**WHAT THE EXERCISE ASKS:**
Scan the lines below for the string "Global" and copy every one that has it.

**INPUT DATA:**
▽
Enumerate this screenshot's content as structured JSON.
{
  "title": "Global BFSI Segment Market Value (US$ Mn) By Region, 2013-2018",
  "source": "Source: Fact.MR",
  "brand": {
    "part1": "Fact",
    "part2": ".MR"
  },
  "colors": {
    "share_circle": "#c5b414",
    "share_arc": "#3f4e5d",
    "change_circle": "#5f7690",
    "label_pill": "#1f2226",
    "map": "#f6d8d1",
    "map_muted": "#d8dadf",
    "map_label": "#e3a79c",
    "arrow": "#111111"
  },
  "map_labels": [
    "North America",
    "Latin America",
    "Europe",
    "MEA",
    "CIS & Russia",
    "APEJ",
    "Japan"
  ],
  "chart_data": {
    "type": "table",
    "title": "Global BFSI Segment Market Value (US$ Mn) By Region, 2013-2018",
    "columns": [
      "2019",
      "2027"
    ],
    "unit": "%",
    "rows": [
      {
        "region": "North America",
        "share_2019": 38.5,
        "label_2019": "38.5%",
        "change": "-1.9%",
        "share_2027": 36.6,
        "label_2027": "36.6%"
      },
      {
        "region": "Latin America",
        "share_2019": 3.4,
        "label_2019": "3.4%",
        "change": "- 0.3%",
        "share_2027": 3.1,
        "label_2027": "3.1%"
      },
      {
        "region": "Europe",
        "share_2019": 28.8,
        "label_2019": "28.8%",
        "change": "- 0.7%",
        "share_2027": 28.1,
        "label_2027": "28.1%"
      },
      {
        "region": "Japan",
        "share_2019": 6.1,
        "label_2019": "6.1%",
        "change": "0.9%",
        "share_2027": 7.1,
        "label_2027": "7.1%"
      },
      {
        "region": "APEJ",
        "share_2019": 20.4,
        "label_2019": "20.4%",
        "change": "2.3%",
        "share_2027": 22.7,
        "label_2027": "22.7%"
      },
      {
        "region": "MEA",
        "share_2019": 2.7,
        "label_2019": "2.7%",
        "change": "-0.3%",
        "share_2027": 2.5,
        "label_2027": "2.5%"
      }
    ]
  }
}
△
**RESPONSE BELOW:**
  "title": "Global BFSI Segment Market Value (US$ Mn) By Region, 2013-2018",
    "title": "Global BFSI Segment Market Value (US$ Mn) By Region, 2013-2018",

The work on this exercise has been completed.